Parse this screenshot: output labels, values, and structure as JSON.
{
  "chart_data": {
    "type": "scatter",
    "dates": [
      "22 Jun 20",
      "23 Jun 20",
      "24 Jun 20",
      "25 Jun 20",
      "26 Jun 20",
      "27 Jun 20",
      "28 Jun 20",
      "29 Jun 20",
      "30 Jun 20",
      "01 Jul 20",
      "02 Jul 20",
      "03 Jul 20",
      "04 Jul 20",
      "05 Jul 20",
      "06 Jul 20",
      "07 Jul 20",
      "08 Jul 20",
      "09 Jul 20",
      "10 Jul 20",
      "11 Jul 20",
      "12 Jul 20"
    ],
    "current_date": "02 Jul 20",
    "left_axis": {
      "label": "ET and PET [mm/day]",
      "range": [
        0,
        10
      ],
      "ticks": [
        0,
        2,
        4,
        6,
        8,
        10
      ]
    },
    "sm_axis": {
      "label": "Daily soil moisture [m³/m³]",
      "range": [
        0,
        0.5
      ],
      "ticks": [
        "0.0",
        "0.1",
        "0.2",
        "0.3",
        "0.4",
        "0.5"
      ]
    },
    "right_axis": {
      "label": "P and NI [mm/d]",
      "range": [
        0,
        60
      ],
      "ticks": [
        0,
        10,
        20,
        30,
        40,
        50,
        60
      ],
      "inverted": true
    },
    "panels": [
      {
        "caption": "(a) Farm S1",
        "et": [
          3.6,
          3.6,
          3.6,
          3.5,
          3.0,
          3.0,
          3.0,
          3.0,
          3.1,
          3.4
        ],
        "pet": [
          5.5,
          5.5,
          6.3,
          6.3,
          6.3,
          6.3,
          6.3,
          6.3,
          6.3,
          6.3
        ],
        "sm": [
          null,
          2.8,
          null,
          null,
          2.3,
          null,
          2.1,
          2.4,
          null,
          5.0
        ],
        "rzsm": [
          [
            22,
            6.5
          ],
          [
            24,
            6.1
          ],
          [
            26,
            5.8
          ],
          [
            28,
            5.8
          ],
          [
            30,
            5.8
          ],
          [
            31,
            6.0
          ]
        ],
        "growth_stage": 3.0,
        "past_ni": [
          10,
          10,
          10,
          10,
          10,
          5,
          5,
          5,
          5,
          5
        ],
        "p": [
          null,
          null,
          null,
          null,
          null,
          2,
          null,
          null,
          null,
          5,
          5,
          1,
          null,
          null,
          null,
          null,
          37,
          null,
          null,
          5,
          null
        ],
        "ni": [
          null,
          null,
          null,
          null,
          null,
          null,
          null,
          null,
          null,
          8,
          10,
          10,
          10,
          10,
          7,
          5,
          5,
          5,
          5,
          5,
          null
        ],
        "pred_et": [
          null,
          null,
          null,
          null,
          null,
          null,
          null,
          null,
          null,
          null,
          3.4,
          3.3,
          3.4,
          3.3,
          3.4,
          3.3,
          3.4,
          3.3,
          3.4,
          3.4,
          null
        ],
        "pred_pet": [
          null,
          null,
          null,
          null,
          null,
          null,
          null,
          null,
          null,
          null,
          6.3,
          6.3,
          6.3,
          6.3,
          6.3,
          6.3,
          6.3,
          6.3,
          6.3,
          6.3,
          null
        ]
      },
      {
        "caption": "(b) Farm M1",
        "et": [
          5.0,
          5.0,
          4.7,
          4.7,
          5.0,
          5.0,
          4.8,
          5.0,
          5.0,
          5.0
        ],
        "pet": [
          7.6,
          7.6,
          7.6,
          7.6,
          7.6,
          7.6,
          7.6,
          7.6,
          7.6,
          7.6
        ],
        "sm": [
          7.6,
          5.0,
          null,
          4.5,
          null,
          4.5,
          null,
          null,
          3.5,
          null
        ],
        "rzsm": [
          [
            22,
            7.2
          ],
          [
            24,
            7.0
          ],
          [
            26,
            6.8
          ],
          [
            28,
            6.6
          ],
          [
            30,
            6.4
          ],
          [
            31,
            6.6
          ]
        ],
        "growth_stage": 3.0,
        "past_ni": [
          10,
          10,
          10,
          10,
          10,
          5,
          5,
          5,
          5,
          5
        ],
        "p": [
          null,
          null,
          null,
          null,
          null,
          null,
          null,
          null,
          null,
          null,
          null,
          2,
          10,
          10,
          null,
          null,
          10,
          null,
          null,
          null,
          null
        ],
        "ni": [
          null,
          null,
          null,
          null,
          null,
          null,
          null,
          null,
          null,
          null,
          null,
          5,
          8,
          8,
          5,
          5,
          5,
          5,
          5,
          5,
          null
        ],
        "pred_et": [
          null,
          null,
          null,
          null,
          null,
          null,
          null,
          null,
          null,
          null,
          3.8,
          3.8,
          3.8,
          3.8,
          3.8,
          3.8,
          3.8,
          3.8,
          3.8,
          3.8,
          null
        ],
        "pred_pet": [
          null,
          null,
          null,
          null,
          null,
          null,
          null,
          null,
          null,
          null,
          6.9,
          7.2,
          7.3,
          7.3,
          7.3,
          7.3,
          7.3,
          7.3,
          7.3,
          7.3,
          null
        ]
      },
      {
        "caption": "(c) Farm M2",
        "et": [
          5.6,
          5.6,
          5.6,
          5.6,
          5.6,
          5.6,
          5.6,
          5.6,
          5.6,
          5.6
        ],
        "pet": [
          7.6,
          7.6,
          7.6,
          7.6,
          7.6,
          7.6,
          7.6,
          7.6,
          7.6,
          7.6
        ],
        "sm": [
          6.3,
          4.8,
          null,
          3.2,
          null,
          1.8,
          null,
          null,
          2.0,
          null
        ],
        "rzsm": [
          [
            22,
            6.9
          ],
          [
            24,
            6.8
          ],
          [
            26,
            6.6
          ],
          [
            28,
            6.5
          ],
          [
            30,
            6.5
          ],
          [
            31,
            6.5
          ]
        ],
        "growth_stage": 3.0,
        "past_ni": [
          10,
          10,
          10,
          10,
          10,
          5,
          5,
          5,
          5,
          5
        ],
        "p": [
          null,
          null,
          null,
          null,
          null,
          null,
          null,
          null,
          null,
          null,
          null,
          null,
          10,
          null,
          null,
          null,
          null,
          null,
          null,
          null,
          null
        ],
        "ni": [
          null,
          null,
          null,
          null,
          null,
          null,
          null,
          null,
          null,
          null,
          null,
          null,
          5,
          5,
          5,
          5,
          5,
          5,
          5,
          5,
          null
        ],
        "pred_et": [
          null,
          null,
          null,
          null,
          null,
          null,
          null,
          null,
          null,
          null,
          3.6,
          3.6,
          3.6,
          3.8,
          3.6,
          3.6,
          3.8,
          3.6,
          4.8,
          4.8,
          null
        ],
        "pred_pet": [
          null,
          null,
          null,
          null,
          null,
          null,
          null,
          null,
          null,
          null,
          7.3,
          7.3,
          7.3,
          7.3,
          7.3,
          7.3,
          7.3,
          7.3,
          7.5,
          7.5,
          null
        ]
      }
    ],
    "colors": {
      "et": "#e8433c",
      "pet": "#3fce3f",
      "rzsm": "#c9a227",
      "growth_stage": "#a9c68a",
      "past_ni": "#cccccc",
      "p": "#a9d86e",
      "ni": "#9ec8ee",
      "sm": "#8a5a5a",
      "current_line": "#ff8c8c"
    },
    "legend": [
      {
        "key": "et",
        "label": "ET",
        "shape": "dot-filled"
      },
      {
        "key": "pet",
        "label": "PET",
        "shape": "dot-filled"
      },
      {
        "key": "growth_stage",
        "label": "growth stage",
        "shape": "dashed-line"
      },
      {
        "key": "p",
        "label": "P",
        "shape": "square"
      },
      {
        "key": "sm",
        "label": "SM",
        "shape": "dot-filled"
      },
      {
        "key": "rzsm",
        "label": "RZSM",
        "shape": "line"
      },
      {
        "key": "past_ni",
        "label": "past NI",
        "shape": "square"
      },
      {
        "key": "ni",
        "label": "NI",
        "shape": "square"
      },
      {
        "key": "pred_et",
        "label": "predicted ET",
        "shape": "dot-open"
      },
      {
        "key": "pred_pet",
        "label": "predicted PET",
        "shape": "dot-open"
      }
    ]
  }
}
· · · · ·
# Stated exercise:
Go through the material above and count the lines that contain "caption"; give that number alone.

# Problem solution:
3